- Work to do: Extract, from the records beneath this instruction, each line that contains the word "Gain".

- Records for the task:
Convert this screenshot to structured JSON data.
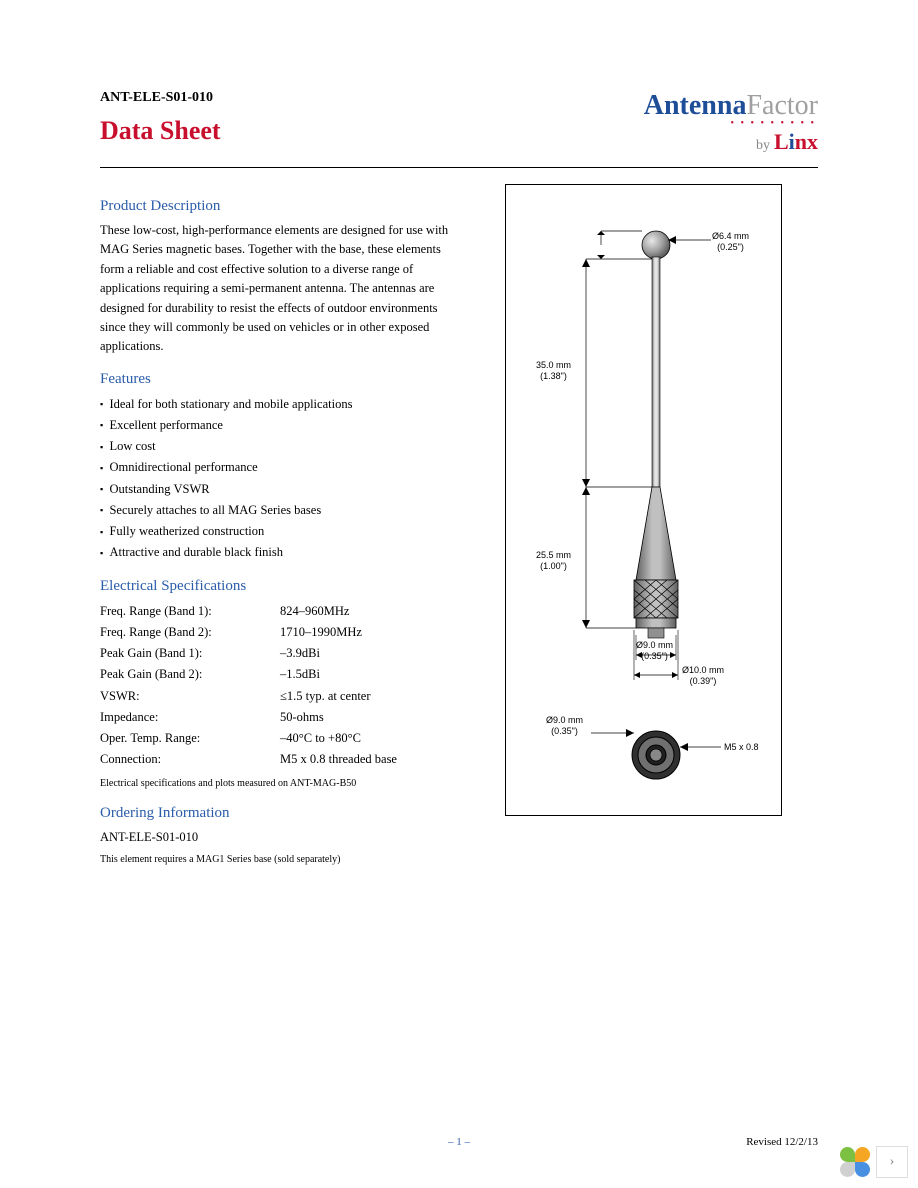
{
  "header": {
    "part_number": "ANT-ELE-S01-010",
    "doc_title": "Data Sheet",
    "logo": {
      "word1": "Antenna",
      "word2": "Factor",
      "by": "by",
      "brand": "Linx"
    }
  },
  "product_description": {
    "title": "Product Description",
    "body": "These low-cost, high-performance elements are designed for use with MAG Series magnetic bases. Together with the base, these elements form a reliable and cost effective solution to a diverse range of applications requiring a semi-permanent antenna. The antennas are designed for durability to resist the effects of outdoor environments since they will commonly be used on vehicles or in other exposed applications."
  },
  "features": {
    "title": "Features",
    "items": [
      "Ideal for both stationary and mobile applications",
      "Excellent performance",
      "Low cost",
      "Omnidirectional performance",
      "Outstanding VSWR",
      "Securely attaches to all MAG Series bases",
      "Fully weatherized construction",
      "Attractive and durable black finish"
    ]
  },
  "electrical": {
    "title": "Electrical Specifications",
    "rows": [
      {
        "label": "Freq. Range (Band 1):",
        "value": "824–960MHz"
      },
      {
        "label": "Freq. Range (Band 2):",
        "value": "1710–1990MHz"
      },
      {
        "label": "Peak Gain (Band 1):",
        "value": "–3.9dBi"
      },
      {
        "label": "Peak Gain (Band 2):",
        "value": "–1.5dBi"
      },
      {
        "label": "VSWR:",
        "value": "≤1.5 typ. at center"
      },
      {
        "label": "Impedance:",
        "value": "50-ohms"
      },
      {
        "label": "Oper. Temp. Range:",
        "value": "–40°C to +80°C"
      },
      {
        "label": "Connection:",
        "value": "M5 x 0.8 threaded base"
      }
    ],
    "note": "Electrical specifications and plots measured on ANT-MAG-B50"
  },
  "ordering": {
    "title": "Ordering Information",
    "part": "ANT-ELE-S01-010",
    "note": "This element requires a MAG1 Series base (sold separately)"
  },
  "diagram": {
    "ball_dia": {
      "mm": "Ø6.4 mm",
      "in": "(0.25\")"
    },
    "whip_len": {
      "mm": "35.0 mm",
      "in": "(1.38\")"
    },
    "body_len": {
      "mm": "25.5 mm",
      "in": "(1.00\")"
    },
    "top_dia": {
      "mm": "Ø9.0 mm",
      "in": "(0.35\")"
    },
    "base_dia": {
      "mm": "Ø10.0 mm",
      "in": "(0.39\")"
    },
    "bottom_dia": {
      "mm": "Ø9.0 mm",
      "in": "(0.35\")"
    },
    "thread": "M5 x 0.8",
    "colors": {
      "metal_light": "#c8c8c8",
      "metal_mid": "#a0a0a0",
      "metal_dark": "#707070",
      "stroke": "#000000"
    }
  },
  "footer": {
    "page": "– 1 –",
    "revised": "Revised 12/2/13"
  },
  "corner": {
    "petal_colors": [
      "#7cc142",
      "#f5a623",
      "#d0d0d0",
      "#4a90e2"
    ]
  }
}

- Final result:
        "label": "Peak Gain (Band 1):",
        "label": "Peak Gain (Band 2):",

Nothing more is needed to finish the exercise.